Dataset records
—————

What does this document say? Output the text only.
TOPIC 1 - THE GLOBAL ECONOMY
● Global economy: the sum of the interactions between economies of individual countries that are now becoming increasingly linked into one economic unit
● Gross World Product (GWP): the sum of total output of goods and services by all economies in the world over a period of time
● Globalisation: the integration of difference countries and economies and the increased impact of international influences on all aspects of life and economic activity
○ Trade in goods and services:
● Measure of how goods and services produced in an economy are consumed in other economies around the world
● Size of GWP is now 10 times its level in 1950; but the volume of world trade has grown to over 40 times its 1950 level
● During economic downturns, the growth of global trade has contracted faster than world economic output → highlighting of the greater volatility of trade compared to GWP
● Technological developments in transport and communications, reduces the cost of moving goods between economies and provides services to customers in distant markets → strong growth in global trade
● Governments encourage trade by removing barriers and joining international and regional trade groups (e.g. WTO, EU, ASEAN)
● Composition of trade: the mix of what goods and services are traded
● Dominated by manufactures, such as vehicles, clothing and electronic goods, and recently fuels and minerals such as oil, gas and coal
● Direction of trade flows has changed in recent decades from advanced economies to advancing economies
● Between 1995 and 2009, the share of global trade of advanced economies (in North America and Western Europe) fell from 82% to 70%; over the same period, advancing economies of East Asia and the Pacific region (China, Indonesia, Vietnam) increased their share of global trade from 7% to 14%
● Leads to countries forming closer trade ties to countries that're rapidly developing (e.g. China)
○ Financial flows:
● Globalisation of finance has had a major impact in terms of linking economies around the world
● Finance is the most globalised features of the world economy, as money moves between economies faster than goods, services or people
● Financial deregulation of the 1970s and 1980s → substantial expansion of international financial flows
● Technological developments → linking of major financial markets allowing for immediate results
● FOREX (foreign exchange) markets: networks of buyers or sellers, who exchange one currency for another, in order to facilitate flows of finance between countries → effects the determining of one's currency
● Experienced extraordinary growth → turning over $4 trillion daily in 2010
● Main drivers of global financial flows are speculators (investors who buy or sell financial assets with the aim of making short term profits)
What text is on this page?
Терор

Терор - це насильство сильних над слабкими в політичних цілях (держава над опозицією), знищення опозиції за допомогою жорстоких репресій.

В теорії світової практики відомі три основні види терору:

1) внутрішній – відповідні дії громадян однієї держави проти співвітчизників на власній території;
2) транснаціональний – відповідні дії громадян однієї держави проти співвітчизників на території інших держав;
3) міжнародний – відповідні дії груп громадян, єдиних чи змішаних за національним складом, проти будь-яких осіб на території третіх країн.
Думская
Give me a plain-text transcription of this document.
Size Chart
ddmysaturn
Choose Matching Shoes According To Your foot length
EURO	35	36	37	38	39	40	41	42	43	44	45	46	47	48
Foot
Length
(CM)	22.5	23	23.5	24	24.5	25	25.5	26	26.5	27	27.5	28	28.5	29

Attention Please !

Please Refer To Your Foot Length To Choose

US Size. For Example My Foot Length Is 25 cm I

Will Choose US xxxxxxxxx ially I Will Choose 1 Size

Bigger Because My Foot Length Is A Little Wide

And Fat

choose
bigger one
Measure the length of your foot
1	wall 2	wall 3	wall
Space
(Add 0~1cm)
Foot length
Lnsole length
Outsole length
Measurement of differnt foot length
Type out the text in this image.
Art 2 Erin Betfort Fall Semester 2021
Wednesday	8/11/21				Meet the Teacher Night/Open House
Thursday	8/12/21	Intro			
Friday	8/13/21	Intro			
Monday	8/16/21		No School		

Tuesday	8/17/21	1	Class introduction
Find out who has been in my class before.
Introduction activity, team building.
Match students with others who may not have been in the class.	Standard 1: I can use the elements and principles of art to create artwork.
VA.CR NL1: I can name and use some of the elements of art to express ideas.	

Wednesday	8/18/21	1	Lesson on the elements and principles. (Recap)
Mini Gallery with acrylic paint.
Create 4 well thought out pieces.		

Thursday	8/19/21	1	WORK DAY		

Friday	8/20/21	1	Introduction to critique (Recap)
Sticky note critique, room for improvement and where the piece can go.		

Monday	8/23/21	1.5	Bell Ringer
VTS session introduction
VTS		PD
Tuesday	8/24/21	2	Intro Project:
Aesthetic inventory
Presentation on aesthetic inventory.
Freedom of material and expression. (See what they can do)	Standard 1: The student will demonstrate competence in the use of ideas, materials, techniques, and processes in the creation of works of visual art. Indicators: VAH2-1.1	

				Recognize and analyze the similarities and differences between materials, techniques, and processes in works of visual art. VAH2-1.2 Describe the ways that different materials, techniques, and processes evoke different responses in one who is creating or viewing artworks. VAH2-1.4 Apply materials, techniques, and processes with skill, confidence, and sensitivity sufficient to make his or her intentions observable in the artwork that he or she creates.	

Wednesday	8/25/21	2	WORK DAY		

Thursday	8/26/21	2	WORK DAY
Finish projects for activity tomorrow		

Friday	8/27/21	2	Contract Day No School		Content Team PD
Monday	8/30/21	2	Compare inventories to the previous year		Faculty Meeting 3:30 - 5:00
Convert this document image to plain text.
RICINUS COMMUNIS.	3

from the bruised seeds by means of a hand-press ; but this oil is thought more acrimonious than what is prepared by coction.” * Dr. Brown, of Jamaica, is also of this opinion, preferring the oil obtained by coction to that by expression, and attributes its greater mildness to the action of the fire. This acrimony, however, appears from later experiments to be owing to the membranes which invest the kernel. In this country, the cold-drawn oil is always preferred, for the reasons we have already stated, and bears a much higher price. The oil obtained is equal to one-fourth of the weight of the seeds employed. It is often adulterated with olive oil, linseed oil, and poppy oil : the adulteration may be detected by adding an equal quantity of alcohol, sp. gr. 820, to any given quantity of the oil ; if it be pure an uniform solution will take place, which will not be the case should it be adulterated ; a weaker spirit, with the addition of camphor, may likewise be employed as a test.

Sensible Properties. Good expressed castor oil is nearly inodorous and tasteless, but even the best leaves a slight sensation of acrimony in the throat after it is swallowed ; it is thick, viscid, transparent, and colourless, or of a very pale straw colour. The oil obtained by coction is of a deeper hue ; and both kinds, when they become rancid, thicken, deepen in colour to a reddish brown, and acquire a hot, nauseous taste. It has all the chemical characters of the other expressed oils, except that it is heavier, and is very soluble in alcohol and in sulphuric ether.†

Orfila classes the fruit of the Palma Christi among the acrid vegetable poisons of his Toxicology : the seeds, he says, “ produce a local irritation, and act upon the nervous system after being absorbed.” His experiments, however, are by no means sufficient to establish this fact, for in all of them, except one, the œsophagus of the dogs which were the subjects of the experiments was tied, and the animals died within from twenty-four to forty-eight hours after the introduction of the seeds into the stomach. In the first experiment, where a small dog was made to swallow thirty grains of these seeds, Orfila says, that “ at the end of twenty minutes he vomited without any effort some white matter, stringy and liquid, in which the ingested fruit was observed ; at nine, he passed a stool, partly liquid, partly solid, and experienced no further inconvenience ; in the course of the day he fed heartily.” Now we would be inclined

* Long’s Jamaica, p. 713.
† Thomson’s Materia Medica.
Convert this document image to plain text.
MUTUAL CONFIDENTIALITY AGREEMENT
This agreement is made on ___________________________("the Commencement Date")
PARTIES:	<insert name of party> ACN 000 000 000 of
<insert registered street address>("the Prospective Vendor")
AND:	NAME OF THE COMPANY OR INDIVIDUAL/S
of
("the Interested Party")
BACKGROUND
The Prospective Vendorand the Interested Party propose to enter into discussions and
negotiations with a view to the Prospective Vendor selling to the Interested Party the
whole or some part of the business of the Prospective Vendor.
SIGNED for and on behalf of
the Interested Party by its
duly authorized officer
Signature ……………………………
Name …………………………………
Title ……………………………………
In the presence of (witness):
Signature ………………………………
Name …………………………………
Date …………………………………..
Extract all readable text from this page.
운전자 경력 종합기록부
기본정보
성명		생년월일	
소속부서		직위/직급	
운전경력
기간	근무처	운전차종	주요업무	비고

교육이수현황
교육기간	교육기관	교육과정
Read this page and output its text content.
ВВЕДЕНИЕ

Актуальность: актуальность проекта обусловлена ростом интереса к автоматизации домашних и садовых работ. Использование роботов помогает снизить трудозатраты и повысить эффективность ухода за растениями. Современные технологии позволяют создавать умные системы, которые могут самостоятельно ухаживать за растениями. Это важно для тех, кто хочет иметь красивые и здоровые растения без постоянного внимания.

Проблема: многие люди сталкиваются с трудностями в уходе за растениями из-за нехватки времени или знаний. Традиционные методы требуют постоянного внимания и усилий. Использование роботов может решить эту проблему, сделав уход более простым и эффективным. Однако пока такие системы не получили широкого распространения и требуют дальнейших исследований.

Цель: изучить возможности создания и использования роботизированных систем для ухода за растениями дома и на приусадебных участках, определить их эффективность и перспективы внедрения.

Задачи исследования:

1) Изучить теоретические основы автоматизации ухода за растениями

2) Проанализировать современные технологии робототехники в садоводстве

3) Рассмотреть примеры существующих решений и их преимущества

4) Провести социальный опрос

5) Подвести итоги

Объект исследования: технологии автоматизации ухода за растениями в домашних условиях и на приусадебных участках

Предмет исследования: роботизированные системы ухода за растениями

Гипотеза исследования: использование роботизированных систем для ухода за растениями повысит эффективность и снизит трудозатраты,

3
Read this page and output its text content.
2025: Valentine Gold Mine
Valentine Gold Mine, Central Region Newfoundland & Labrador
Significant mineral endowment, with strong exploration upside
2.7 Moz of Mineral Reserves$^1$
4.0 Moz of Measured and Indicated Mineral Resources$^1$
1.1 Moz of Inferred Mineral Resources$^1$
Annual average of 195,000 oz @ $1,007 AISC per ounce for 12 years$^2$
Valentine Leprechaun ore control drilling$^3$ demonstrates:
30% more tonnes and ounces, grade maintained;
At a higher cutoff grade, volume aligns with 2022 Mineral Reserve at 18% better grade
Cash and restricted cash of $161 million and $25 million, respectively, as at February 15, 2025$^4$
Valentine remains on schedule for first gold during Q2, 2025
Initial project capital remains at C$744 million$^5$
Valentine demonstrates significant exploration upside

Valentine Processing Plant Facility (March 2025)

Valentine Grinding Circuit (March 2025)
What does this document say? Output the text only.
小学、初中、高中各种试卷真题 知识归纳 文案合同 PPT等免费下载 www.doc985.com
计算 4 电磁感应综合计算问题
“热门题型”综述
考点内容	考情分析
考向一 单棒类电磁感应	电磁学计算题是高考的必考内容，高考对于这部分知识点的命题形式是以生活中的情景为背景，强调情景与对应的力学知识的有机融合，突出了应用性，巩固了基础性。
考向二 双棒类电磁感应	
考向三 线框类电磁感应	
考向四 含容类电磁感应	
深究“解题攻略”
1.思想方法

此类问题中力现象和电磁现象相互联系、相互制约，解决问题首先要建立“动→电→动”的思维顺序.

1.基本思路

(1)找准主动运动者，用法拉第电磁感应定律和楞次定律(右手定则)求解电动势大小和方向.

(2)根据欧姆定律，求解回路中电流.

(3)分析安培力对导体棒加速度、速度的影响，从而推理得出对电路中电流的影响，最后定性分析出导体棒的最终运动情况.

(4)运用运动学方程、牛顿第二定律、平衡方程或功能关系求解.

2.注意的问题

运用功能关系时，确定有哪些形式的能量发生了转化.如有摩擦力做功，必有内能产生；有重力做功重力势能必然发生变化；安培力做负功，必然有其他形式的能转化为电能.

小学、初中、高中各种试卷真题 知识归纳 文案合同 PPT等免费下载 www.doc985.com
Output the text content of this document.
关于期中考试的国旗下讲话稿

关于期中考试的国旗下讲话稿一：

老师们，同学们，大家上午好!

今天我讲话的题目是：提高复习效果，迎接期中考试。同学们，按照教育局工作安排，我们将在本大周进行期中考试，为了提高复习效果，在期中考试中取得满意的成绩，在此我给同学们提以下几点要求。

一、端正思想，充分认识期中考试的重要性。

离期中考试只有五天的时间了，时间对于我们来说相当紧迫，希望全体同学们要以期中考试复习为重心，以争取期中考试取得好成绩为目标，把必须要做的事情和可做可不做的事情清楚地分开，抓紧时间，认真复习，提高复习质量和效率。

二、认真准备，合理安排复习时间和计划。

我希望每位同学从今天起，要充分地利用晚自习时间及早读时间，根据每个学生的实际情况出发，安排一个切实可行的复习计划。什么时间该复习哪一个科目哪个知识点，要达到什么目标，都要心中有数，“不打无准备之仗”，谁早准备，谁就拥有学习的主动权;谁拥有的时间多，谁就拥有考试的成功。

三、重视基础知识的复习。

—————

WHAT THE EXERCISE ASKS
Go through the material and copy out every line with "page" in it.

SOLUTION BELOW
What text is on this page?
Extract all readable text from this page.
Read this page and output its text content.
Read this page and output its text content.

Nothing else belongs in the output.